• _Set exercise_: Gather each line of the records where "item" appears.

• _Given records_:

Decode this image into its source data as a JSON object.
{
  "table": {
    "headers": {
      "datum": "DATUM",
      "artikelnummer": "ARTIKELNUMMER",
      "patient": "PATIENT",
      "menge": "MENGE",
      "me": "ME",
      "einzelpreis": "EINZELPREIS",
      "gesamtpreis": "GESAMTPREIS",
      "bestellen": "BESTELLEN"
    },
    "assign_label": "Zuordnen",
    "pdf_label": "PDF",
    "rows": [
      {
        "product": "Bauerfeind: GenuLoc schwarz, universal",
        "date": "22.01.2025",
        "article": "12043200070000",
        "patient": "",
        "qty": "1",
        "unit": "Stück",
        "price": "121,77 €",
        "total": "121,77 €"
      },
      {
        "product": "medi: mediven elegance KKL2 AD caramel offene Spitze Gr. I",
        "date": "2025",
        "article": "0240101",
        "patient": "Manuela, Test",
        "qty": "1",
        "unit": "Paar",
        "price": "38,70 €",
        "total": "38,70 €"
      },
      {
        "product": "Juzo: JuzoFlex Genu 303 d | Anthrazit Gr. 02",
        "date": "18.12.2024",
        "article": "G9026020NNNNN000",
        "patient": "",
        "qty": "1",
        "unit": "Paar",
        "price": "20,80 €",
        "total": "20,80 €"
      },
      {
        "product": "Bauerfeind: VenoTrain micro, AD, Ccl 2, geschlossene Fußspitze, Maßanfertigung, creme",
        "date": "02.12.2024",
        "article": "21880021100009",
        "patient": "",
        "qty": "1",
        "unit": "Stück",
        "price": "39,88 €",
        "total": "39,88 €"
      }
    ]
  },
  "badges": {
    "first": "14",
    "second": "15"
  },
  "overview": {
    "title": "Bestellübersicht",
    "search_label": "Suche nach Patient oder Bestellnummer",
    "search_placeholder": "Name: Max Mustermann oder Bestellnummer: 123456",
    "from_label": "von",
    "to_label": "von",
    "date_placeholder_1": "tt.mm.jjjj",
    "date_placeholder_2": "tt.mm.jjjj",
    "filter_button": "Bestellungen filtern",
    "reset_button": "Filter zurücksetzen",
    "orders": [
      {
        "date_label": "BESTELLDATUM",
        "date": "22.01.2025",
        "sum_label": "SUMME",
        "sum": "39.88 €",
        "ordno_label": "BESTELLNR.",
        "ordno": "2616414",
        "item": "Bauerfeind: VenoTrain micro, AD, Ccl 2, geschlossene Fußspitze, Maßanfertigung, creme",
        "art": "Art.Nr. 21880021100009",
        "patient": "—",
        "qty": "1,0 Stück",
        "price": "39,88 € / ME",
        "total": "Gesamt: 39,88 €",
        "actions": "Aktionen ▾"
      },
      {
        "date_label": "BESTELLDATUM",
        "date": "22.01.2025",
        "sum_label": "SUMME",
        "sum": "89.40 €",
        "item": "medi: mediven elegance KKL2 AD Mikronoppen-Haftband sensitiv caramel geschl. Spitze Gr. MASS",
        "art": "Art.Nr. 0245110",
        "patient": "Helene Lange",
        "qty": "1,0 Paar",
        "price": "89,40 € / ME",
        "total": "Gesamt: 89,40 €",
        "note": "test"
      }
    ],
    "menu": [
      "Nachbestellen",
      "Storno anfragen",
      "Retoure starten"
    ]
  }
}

==

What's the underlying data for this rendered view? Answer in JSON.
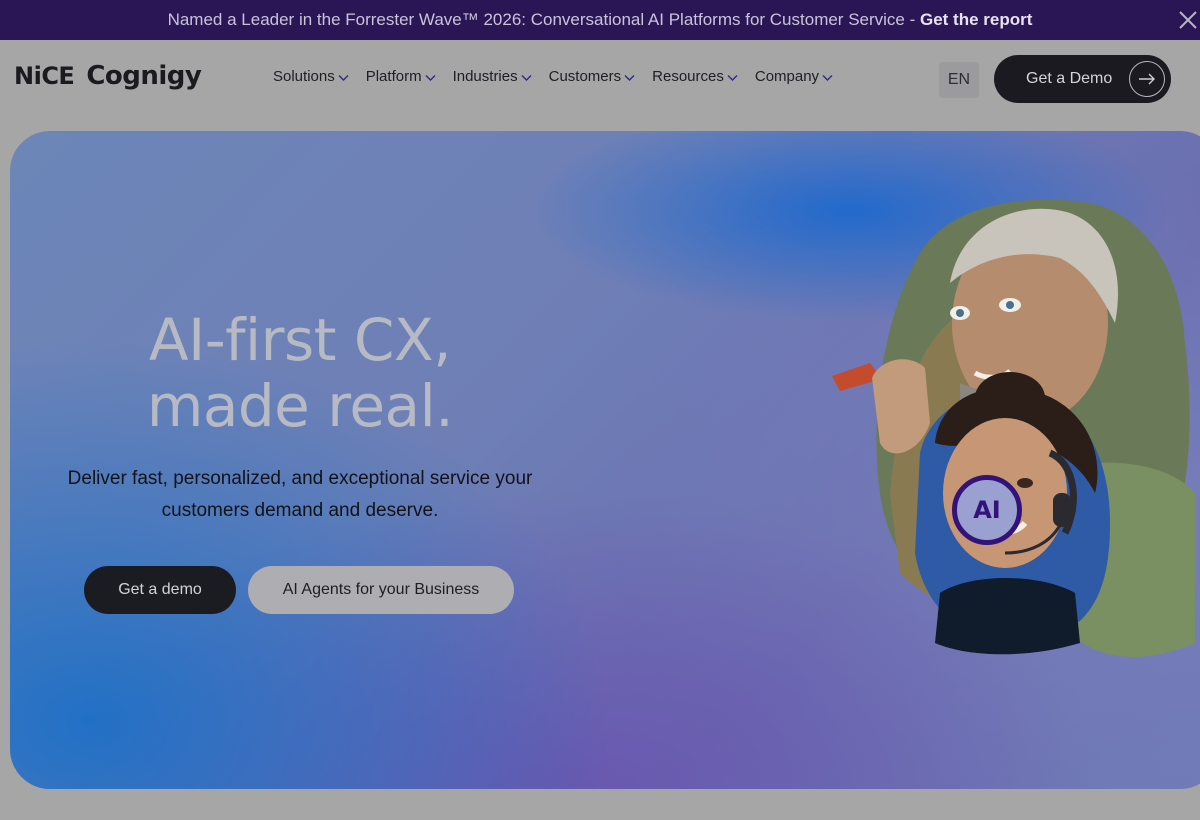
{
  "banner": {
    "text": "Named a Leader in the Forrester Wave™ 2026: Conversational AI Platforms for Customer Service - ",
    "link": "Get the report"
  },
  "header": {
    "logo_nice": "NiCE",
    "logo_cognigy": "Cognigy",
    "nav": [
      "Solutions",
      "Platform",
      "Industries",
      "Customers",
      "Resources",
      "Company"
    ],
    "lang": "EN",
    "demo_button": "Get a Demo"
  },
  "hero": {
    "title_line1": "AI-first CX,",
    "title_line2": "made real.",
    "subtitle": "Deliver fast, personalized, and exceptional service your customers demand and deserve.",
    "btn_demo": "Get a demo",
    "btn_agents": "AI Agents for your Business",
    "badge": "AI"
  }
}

• _Task response_:
        "item": "Bauerfeind: VenoTrain micro, AD, Ccl 2, geschlossene Fußspitze, Maßanfertigung, creme",
        "item": "medi: mediven elegance KKL2 AD Mikronoppen-Haftband sensitiv caramel geschl. Spitze Gr. MASS",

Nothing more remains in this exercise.